# START OF Stored rows

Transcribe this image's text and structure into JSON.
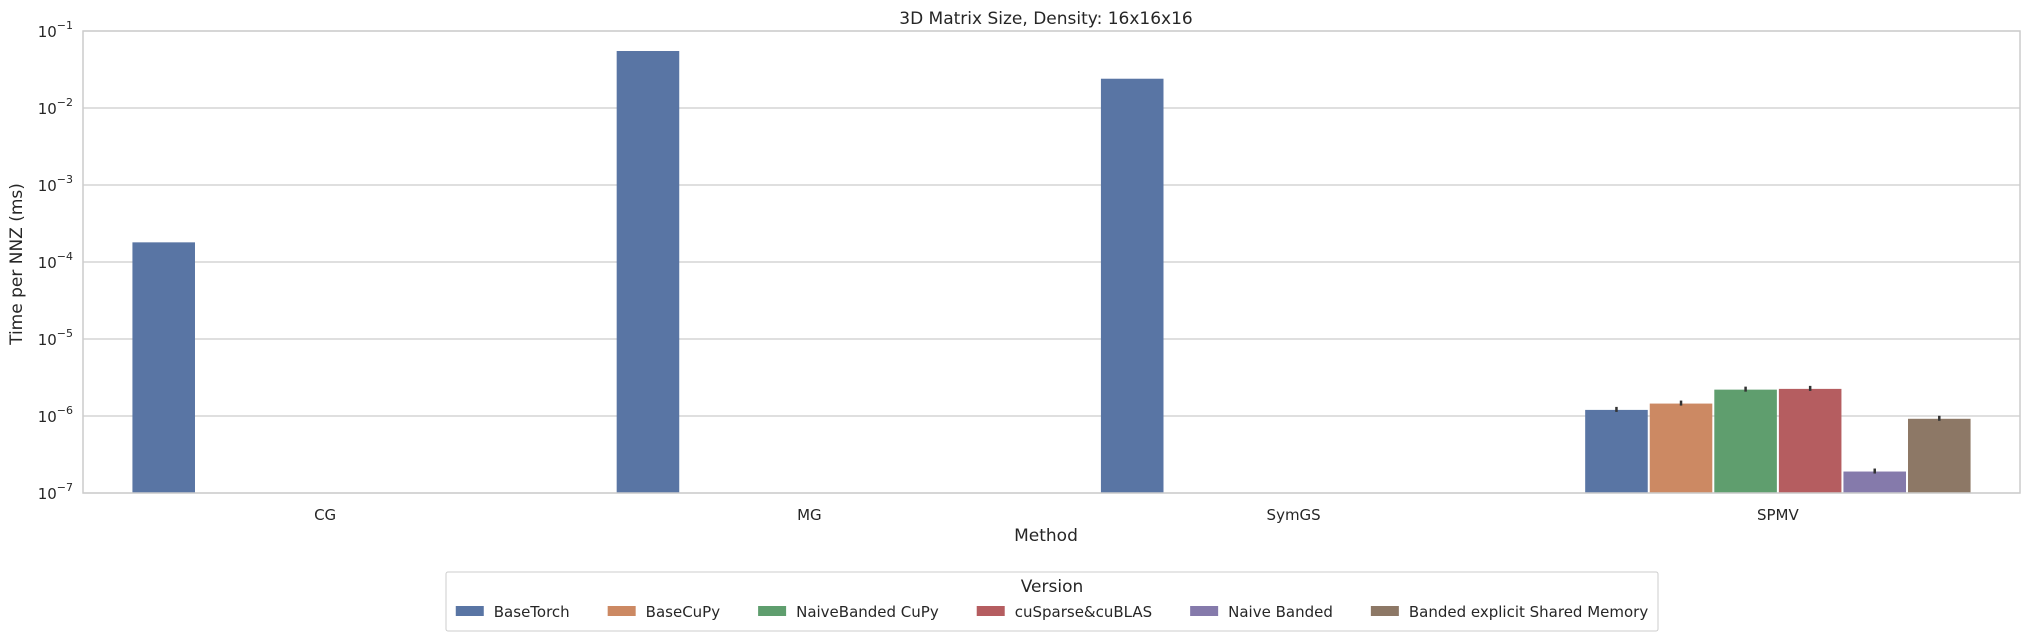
{
  "chart_data": {
    "type": "bar",
    "title": "3D Matrix Size, Density: 16x16x16",
    "xlabel": "Method",
    "ylabel": "Time per NNZ (ms)",
    "yscale": "log",
    "ylim": [
      1e-07,
      0.1
    ],
    "y_ticks": [
      {
        "base": "10",
        "exp": "−7",
        "value": 1e-07
      },
      {
        "base": "10",
        "exp": "−6",
        "value": 1e-06
      },
      {
        "base": "10",
        "exp": "−5",
        "value": 1e-05
      },
      {
        "base": "10",
        "exp": "−4",
        "value": 0.0001
      },
      {
        "base": "10",
        "exp": "−3",
        "value": 0.001
      },
      {
        "base": "10",
        "exp": "−2",
        "value": 0.01
      },
      {
        "base": "10",
        "exp": "−1",
        "value": 0.1
      }
    ],
    "categories": [
      "CG",
      "MG",
      "SymGS",
      "SPMV"
    ],
    "grid": "horizontal",
    "legend": {
      "title": "Version",
      "placement": "bottom-center"
    },
    "series": [
      {
        "name": "BaseTorch",
        "color": "#5975a4",
        "values": [
          0.00018,
          0.055,
          0.024,
          1.2e-06
        ],
        "error_bars": [
          false,
          false,
          false,
          true
        ]
      },
      {
        "name": "BaseCuPy",
        "color": "#cc8963",
        "values": [
          null,
          null,
          null,
          1.45e-06
        ],
        "error_bars": [
          false,
          false,
          false,
          true
        ]
      },
      {
        "name": "NaiveBanded CuPy",
        "color": "#5f9e6e",
        "values": [
          null,
          null,
          null,
          2.2e-06
        ],
        "error_bars": [
          false,
          false,
          false,
          true
        ]
      },
      {
        "name": "cuSparse&cuBLAS",
        "color": "#b55d60",
        "values": [
          null,
          null,
          null,
          2.25e-06
        ],
        "error_bars": [
          false,
          false,
          false,
          true
        ]
      },
      {
        "name": "Naive Banded",
        "color": "#857aab",
        "values": [
          null,
          null,
          null,
          1.9e-07
        ],
        "error_bars": [
          false,
          false,
          false,
          true
        ]
      },
      {
        "name": "Banded explicit Shared Memory",
        "color": "#8d7866",
        "values": [
          null,
          null,
          null,
          9.2e-07
        ],
        "error_bars": [
          false,
          false,
          false,
          true
        ]
      }
    ]
  }
}
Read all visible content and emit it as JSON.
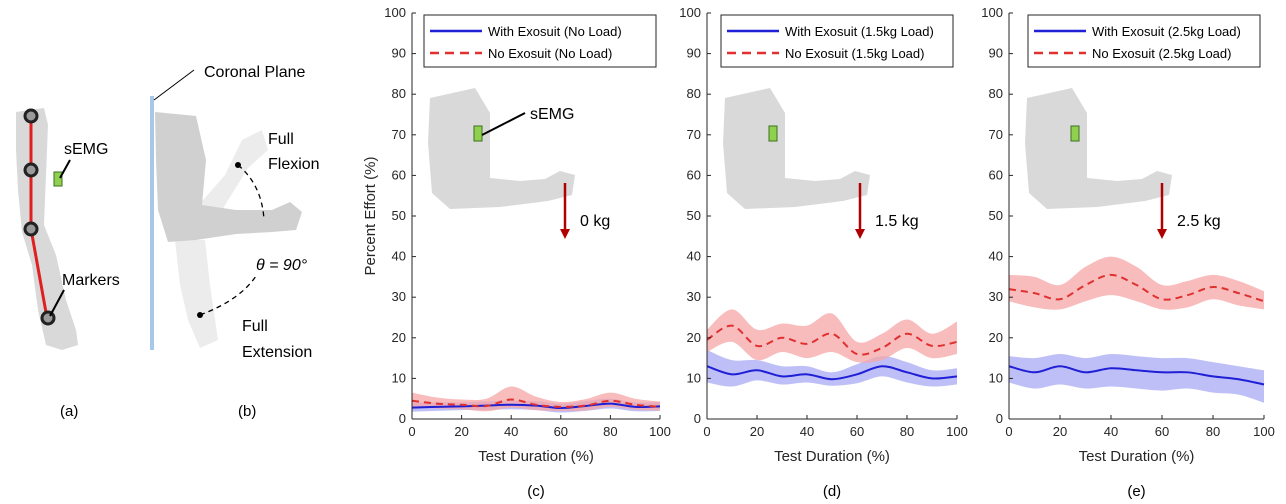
{
  "panel_a": {
    "semg_label": "sEMG",
    "markers_label": "Markers",
    "caption": "(a)"
  },
  "panel_b": {
    "coronal_label": "Coronal Plane",
    "full_flexion_line1": "Full",
    "full_flexion_line2": "Flexion",
    "full_extension_line1": "Full",
    "full_extension_line2": "Extension",
    "angle_label": "θ = 90°",
    "caption": "(b)"
  },
  "colors": {
    "with_exosuit": "#1f1fd6",
    "with_band": "#a9a9f5",
    "no_exosuit": "#e03030",
    "no_band": "#f5a6a6",
    "plane": "#a8c8ea",
    "arm": "#d9d9d9",
    "semg": "#8fd14f",
    "marker_line": "#e02020",
    "weight_arrow": "#b00000"
  },
  "chart_data": [
    {
      "type": "line",
      "caption": "(c)",
      "xlabel": "Test Duration (%)",
      "ylabel": "Percent Effort (%)",
      "xlim": [
        0,
        100
      ],
      "ylim": [
        0,
        100
      ],
      "xticks": [
        0,
        20,
        40,
        60,
        80,
        100
      ],
      "yticks": [
        0,
        10,
        20,
        30,
        40,
        50,
        60,
        70,
        80,
        90,
        100
      ],
      "legend_position": "top-right",
      "annotation_semg": "sEMG",
      "annotation_weight": "0 kg",
      "x": [
        0,
        10,
        20,
        30,
        40,
        50,
        60,
        70,
        80,
        90,
        100
      ],
      "series": [
        {
          "name": "With Exosuit (No Load)",
          "style": "solid",
          "values": [
            2.8,
            3.0,
            3.1,
            3.3,
            3.5,
            3.3,
            2.7,
            3.2,
            3.8,
            3.0,
            3.1
          ],
          "lower": [
            1.8,
            2.0,
            2.2,
            2.2,
            2.4,
            2.2,
            1.6,
            2.0,
            2.6,
            1.9,
            2.0
          ],
          "upper": [
            4.0,
            4.1,
            4.1,
            4.3,
            4.6,
            4.4,
            3.8,
            4.4,
            5.0,
            4.1,
            4.2
          ]
        },
        {
          "name": "No Exosuit (No Load)",
          "style": "dashed",
          "values": [
            4.5,
            3.8,
            3.5,
            3.2,
            4.8,
            3.5,
            3.0,
            3.3,
            4.5,
            3.5,
            3.0
          ],
          "lower": [
            3.0,
            2.6,
            2.4,
            1.9,
            2.8,
            2.2,
            2.0,
            2.1,
            3.0,
            2.3,
            2.0
          ],
          "upper": [
            6.5,
            5.3,
            4.8,
            5.0,
            8.0,
            5.5,
            4.2,
            4.9,
            6.5,
            5.0,
            4.3
          ]
        }
      ]
    },
    {
      "type": "line",
      "caption": "(d)",
      "xlabel": "Test Duration (%)",
      "ylabel": "",
      "xlim": [
        0,
        100
      ],
      "ylim": [
        0,
        100
      ],
      "xticks": [
        0,
        20,
        40,
        60,
        80,
        100
      ],
      "yticks": [
        0,
        10,
        20,
        30,
        40,
        50,
        60,
        70,
        80,
        90,
        100
      ],
      "legend_position": "top-right",
      "annotation_semg": "",
      "annotation_weight": "1.5 kg",
      "x": [
        0,
        10,
        20,
        30,
        40,
        50,
        60,
        70,
        80,
        90,
        100
      ],
      "series": [
        {
          "name": "With Exosuit (1.5kg Load)",
          "style": "solid",
          "values": [
            13.0,
            11.0,
            12.0,
            10.5,
            11.0,
            9.8,
            11.0,
            13.0,
            11.5,
            10.0,
            10.5
          ],
          "lower": [
            9.0,
            8.0,
            9.5,
            8.5,
            9.0,
            8.2,
            8.8,
            10.5,
            9.0,
            8.0,
            8.5
          ],
          "upper": [
            17.0,
            14.5,
            14.5,
            13.0,
            13.0,
            11.5,
            13.5,
            15.5,
            14.0,
            12.0,
            12.5
          ]
        },
        {
          "name": "No Exosuit (1.5kg Load)",
          "style": "dashed",
          "values": [
            19.5,
            23.0,
            18.0,
            20.0,
            18.5,
            21.0,
            16.0,
            17.5,
            21.0,
            18.0,
            19.0
          ],
          "lower": [
            16.5,
            19.0,
            14.5,
            16.5,
            15.0,
            16.5,
            14.0,
            14.5,
            17.5,
            15.0,
            16.0
          ],
          "upper": [
            22.0,
            27.0,
            22.0,
            23.5,
            23.0,
            26.0,
            19.0,
            21.0,
            24.5,
            21.0,
            24.0
          ]
        }
      ]
    },
    {
      "type": "line",
      "caption": "(e)",
      "xlabel": "Test Duration (%)",
      "ylabel": "",
      "xlim": [
        0,
        100
      ],
      "ylim": [
        0,
        100
      ],
      "xticks": [
        0,
        20,
        40,
        60,
        80,
        100
      ],
      "yticks": [
        0,
        10,
        20,
        30,
        40,
        50,
        60,
        70,
        80,
        90,
        100
      ],
      "legend_position": "top-right",
      "annotation_semg": "",
      "annotation_weight": "2.5 kg",
      "x": [
        0,
        10,
        20,
        30,
        40,
        50,
        60,
        70,
        80,
        90,
        100
      ],
      "series": [
        {
          "name": "With Exosuit (2.5kg Load)",
          "style": "solid",
          "values": [
            13.0,
            11.5,
            13.0,
            11.5,
            12.5,
            12.0,
            11.5,
            11.5,
            10.5,
            9.8,
            8.5
          ],
          "lower": [
            9.0,
            7.5,
            8.5,
            7.5,
            8.0,
            7.5,
            7.0,
            7.5,
            6.5,
            6.0,
            4.0
          ],
          "upper": [
            15.5,
            15.0,
            16.0,
            15.0,
            16.0,
            15.5,
            15.0,
            15.0,
            14.0,
            13.0,
            12.0
          ]
        },
        {
          "name": "No Exosuit (2.5kg Load)",
          "style": "dashed",
          "values": [
            32.0,
            31.0,
            29.5,
            33.0,
            35.5,
            33.0,
            29.5,
            30.5,
            32.5,
            31.0,
            29.0
          ],
          "lower": [
            29.0,
            27.5,
            27.0,
            29.0,
            30.5,
            29.0,
            27.0,
            27.5,
            29.5,
            28.0,
            27.0
          ],
          "upper": [
            35.5,
            35.0,
            33.0,
            37.5,
            40.0,
            37.5,
            33.0,
            34.0,
            35.5,
            34.0,
            31.5
          ]
        }
      ]
    }
  ]
}
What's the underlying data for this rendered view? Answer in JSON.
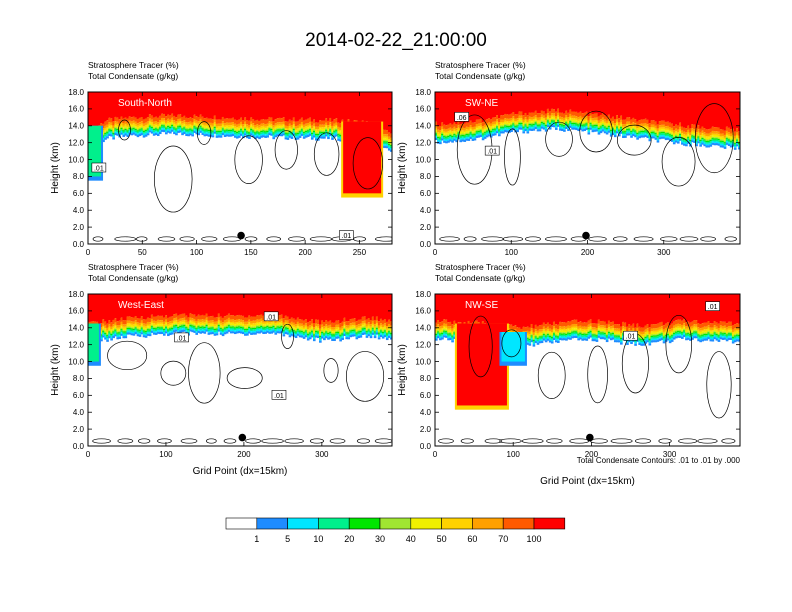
{
  "page": {
    "title": "2014-02-22_21:00:00",
    "contour_note": "Total Condensate Contours: .01 to .01 by .000"
  },
  "colors": {
    "bins": [
      "#ffffff",
      "#1e8cff",
      "#00e6ff",
      "#00f08c",
      "#00e600",
      "#a0e632",
      "#f0f000",
      "#ffd200",
      "#ffa000",
      "#ff5a00",
      "#ff0000"
    ],
    "contour": "#000000",
    "marker": "#000000"
  },
  "chart_data": [
    {
      "type": "heatmap",
      "subtitle_lines": [
        "Stratosphere Tracer   (%)",
        "Total Condensate   (g/kg)"
      ],
      "inset_label": "South-North",
      "ylabel": "Height (km)",
      "xlabel": "",
      "xlim": [
        0,
        280
      ],
      "ylim": [
        0,
        18
      ],
      "xticks": [
        0,
        50,
        100,
        150,
        200,
        250
      ],
      "yticks": [
        0,
        2,
        4,
        6,
        8,
        10,
        12,
        14,
        16,
        18
      ],
      "ytick_labels": [
        "0.0",
        "2.0",
        "4.0",
        "6.0",
        "8.0",
        "10.0",
        "12.0",
        "14.0",
        "16.0",
        "18.0"
      ],
      "tracer_base_km": [
        [
          0,
          13.2
        ],
        [
          15,
          14.6
        ],
        [
          40,
          15.0
        ],
        [
          80,
          15.2
        ],
        [
          120,
          15.0
        ],
        [
          160,
          14.8
        ],
        [
          200,
          14.7
        ],
        [
          230,
          14.6
        ],
        [
          255,
          14.4
        ],
        [
          268,
          13.5
        ],
        [
          280,
          13.0
        ]
      ],
      "intrusions": [
        {
          "x0": 0,
          "x1": 12,
          "bottom_km": 8.0,
          "top_km": 14.0,
          "min_bin": 3
        },
        {
          "x0": 235,
          "x1": 270,
          "bottom_km": 6.0,
          "top_km": 14.5,
          "min_bin": 10
        }
      ],
      "contour_labels": [
        {
          "x": 10,
          "y": 9.0,
          "text": ".01"
        },
        {
          "x": 238,
          "y": 1.0,
          "text": ".01"
        }
      ],
      "marker": {
        "x": 141,
        "y": 1.0
      }
    },
    {
      "type": "heatmap",
      "subtitle_lines": [
        "Stratosphere Tracer   (%)",
        "Total Condensate   (g/kg)"
      ],
      "inset_label": "SW-NE",
      "ylabel": "Height (km)",
      "xlabel": "",
      "xlim": [
        0,
        400
      ],
      "ylim": [
        0,
        18
      ],
      "xticks": [
        0,
        100,
        200,
        300
      ],
      "yticks": [
        0,
        2,
        4,
        6,
        8,
        10,
        12,
        14,
        16,
        18
      ],
      "ytick_labels": [
        "0.0",
        "2.0",
        "4.0",
        "6.0",
        "8.0",
        "10.0",
        "12.0",
        "14.0",
        "16.0",
        "18.0"
      ],
      "tracer_base_km": [
        [
          0,
          14.2
        ],
        [
          50,
          14.5
        ],
        [
          100,
          15.4
        ],
        [
          160,
          15.8
        ],
        [
          220,
          15.2
        ],
        [
          280,
          14.5
        ],
        [
          330,
          14.0
        ],
        [
          380,
          13.6
        ],
        [
          400,
          13.5
        ]
      ],
      "intrusions": [],
      "contour_labels": [
        {
          "x": 35,
          "y": 15.0,
          "text": ".06"
        },
        {
          "x": 75,
          "y": 11.0,
          "text": ".01"
        }
      ],
      "marker": {
        "x": 198,
        "y": 1.0
      }
    },
    {
      "type": "heatmap",
      "subtitle_lines": [
        "Stratosphere Tracer   (%)",
        "Total Condensate   (g/kg)"
      ],
      "inset_label": "West-East",
      "ylabel": "Height (km)",
      "xlabel": "Grid Point (dx=15km)",
      "xlim": [
        0,
        390
      ],
      "ylim": [
        0,
        18
      ],
      "xticks": [
        0,
        100,
        200,
        300
      ],
      "yticks": [
        0,
        2,
        4,
        6,
        8,
        10,
        12,
        14,
        16,
        18
      ],
      "ytick_labels": [
        "0.0",
        "2.0",
        "4.0",
        "6.0",
        "8.0",
        "10.0",
        "12.0",
        "14.0",
        "16.0",
        "18.0"
      ],
      "tracer_base_km": [
        [
          0,
          14.5
        ],
        [
          60,
          15.2
        ],
        [
          120,
          15.5
        ],
        [
          180,
          15.4
        ],
        [
          240,
          15.5
        ],
        [
          300,
          14.6
        ],
        [
          360,
          15.2
        ],
        [
          390,
          14.8
        ]
      ],
      "intrusions": [
        {
          "x0": 0,
          "x1": 14,
          "bottom_km": 10.0,
          "top_km": 14.5,
          "min_bin": 3
        }
      ],
      "contour_labels": [
        {
          "x": 235,
          "y": 15.3,
          "text": ".01"
        },
        {
          "x": 120,
          "y": 12.8,
          "text": ".01"
        },
        {
          "x": 245,
          "y": 6.0,
          "text": ".01"
        }
      ],
      "marker": {
        "x": 198,
        "y": 1.0
      }
    },
    {
      "type": "heatmap",
      "subtitle_lines": [
        "Stratosphere Tracer   (%)",
        "Total Condensate   (g/kg)"
      ],
      "inset_label": "NW-SE",
      "ylabel": "Height (km)",
      "xlabel": "Grid Point (dx=15km)",
      "xlim": [
        0,
        390
      ],
      "ylim": [
        0,
        18
      ],
      "xticks": [
        0,
        100,
        200,
        300
      ],
      "yticks": [
        0,
        2,
        4,
        6,
        8,
        10,
        12,
        14,
        16,
        18
      ],
      "ytick_labels": [
        "0.0",
        "2.0",
        "4.0",
        "6.0",
        "8.0",
        "10.0",
        "12.0",
        "14.0",
        "16.0",
        "18.0"
      ],
      "tracer_base_km": [
        [
          0,
          14.8
        ],
        [
          60,
          14.5
        ],
        [
          110,
          14.0
        ],
        [
          150,
          14.5
        ],
        [
          200,
          14.8
        ],
        [
          260,
          14.2
        ],
        [
          320,
          14.8
        ],
        [
          390,
          14.5
        ]
      ],
      "intrusions": [
        {
          "x0": 28,
          "x1": 92,
          "bottom_km": 4.8,
          "top_km": 14.5,
          "min_bin": 10
        },
        {
          "x0": 85,
          "x1": 115,
          "bottom_km": 10.0,
          "top_km": 13.5,
          "min_bin": 2
        }
      ],
      "contour_labels": [
        {
          "x": 355,
          "y": 16.5,
          "text": ".01"
        },
        {
          "x": 250,
          "y": 13.0,
          "text": ".01"
        }
      ],
      "marker": {
        "x": 198,
        "y": 1.0
      }
    }
  ],
  "colorbar": {
    "labels": [
      "1",
      "5",
      "10",
      "20",
      "30",
      "40",
      "50",
      "60",
      "70",
      "100"
    ]
  }
}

# END OF Stored rows

**Objective:** Report how many lines above hold the string "JSON", giving nothing but the number.

**Reply:** 3